| Task data |
────
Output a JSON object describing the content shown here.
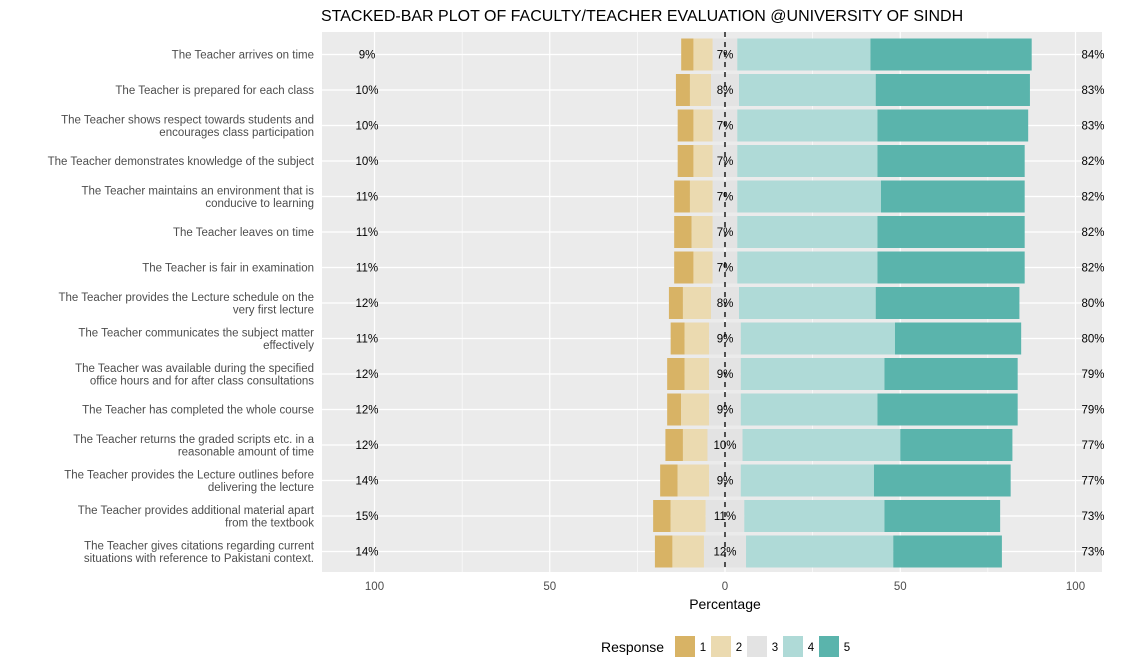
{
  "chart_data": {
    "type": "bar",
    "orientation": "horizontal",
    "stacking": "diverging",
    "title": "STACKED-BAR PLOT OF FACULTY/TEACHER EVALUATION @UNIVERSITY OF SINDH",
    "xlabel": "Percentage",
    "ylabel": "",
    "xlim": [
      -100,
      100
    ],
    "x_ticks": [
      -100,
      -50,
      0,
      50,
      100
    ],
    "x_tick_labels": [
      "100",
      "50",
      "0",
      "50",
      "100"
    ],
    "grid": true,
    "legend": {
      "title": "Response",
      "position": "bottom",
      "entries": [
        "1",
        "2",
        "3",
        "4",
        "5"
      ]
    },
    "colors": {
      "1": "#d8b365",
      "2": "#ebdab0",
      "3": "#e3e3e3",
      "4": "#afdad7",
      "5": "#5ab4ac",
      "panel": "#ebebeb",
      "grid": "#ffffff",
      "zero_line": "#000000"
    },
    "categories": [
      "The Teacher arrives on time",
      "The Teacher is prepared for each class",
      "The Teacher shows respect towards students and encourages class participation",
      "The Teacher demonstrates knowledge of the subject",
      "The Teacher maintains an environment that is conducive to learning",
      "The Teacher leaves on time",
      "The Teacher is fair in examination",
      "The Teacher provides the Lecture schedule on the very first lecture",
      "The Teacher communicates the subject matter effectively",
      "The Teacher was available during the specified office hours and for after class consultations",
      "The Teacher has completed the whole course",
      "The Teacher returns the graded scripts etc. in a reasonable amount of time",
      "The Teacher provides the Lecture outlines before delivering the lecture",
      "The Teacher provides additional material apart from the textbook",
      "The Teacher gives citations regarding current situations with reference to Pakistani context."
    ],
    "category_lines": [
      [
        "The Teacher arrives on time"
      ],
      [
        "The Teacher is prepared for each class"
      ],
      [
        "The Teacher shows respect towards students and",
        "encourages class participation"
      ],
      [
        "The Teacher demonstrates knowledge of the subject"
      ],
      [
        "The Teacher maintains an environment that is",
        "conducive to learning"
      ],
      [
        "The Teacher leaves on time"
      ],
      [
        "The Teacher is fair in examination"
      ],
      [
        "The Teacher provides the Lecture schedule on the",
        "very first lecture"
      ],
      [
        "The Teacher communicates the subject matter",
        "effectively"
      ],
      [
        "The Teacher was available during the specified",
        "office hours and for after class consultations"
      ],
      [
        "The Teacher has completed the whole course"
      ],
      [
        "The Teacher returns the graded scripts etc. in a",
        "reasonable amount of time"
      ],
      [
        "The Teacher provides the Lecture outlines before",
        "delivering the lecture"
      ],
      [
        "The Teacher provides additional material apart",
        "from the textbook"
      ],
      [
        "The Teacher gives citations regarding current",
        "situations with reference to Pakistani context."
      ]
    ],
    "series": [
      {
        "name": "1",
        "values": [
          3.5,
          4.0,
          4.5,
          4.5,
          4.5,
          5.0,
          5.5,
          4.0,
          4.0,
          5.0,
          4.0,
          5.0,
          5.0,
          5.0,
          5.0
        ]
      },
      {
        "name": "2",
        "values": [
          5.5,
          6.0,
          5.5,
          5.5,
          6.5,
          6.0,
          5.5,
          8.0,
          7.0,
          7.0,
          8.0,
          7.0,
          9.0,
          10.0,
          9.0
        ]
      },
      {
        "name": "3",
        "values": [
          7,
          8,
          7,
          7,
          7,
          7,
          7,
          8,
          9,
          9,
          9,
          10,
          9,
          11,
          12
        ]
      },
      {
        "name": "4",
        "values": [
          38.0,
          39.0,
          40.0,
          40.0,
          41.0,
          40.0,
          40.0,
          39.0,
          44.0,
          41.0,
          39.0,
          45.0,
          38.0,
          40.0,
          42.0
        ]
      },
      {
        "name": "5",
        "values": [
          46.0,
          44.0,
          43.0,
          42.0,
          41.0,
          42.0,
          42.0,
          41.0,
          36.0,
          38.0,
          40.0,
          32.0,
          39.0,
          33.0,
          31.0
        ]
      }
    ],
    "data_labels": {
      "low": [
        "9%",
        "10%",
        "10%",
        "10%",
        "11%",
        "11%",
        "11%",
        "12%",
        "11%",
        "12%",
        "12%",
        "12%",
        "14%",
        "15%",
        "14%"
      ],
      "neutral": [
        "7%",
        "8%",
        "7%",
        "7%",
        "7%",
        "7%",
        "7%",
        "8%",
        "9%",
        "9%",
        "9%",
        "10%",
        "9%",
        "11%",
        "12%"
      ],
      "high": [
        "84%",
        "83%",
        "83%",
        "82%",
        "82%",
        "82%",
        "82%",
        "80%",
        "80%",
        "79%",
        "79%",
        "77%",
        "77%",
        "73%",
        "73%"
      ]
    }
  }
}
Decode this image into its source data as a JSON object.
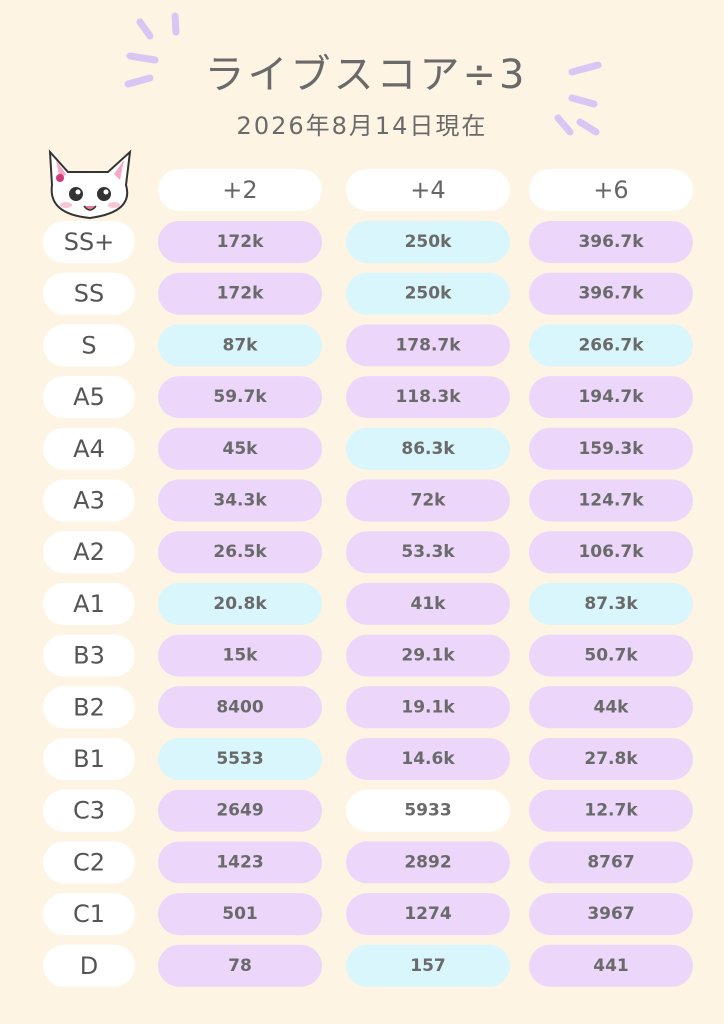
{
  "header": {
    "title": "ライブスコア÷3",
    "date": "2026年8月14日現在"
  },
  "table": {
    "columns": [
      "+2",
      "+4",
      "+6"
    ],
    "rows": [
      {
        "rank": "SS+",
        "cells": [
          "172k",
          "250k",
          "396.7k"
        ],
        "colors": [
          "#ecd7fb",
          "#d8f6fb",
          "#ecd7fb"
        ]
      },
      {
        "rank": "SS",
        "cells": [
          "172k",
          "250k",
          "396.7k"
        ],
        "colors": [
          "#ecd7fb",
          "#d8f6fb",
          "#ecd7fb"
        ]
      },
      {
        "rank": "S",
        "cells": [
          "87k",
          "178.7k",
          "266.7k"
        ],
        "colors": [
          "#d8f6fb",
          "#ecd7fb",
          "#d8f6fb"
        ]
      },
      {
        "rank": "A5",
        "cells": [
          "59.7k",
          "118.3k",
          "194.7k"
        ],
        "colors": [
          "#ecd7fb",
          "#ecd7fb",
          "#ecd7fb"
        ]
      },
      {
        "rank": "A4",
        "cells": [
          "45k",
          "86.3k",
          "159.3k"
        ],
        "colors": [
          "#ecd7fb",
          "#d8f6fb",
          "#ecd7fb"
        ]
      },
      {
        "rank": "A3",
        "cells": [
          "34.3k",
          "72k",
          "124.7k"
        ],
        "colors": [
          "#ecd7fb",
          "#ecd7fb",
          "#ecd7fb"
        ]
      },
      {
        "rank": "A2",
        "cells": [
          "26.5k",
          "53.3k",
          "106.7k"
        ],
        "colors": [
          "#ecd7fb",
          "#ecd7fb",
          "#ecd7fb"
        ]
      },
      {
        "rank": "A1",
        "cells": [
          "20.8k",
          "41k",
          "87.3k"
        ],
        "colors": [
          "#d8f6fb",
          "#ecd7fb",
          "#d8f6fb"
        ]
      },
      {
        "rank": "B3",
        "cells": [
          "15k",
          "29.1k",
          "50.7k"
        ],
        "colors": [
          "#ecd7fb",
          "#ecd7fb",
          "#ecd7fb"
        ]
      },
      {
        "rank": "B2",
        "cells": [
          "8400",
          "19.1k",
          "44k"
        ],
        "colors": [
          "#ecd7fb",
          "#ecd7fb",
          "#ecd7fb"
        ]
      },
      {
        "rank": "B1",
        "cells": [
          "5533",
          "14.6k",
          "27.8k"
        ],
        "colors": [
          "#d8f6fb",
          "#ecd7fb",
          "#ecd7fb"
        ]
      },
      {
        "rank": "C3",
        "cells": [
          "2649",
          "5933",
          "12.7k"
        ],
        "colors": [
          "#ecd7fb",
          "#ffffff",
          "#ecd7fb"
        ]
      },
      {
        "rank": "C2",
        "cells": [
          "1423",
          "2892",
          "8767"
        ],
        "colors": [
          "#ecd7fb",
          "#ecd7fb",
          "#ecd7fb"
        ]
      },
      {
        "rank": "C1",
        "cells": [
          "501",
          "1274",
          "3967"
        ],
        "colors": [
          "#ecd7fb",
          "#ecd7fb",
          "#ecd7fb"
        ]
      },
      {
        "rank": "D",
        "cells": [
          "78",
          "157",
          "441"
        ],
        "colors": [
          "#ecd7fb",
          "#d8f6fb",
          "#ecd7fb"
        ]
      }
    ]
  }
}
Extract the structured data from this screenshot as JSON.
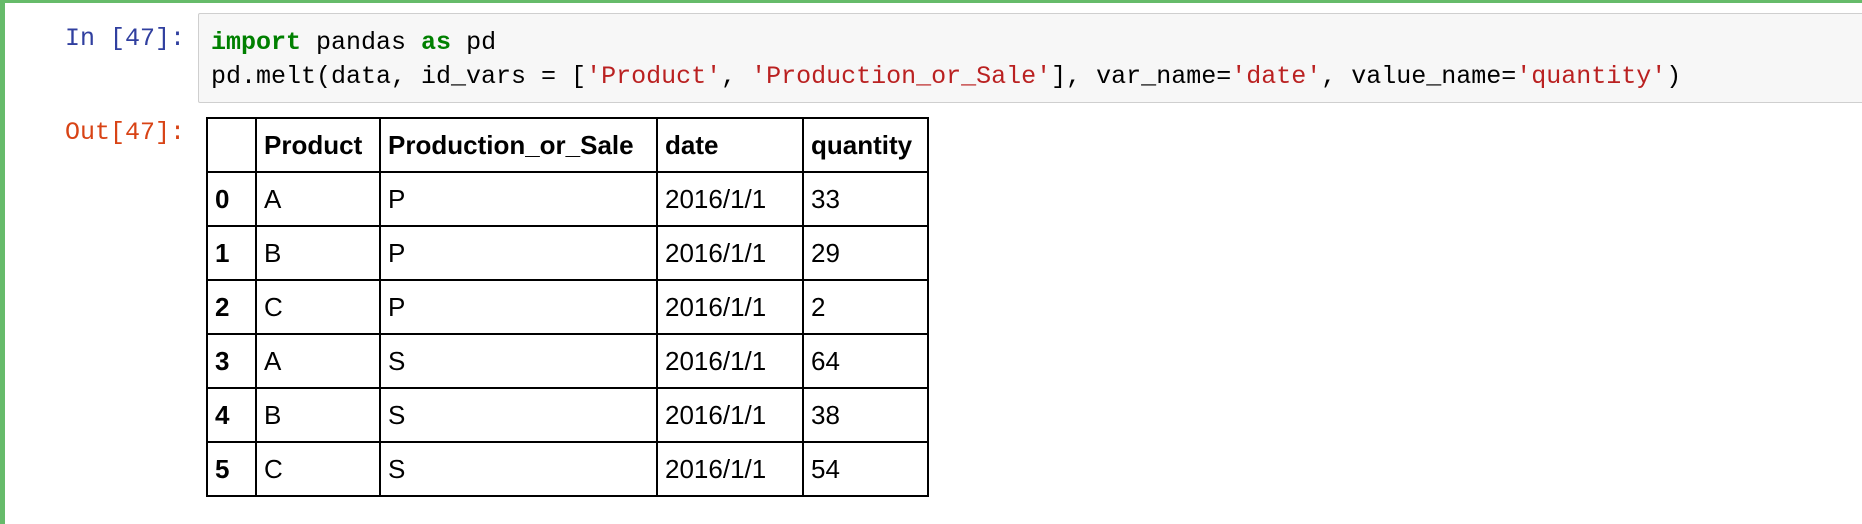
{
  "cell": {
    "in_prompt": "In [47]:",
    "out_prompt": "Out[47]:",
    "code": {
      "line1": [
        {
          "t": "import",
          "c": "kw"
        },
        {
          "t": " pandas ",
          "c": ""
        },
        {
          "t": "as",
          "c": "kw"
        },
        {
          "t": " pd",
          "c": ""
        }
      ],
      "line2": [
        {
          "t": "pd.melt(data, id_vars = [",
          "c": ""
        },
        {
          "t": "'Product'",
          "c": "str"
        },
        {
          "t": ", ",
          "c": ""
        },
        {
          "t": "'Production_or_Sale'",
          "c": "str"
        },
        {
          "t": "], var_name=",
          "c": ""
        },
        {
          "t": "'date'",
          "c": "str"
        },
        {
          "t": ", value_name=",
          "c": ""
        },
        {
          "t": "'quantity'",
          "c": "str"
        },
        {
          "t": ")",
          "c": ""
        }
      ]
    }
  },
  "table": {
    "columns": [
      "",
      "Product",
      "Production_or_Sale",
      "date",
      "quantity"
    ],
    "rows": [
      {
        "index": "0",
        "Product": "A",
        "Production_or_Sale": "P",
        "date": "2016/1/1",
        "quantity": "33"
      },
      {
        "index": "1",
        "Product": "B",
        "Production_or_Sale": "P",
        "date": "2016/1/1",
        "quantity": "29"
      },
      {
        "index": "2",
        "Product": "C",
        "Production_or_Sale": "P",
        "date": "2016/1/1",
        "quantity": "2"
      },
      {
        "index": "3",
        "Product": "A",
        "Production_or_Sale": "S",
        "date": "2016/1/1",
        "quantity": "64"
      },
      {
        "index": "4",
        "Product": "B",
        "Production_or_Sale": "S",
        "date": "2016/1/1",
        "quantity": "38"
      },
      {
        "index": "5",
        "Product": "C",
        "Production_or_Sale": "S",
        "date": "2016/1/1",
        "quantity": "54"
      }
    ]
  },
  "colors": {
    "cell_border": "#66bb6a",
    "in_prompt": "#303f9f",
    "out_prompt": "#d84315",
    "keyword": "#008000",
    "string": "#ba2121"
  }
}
────
| Aim |
Locate all lines in the listing above with the word "apart" and copy them.

| Exercise output |
      "The Teacher provides additional material apart from the textbook",
        "The Teacher provides additional material apart",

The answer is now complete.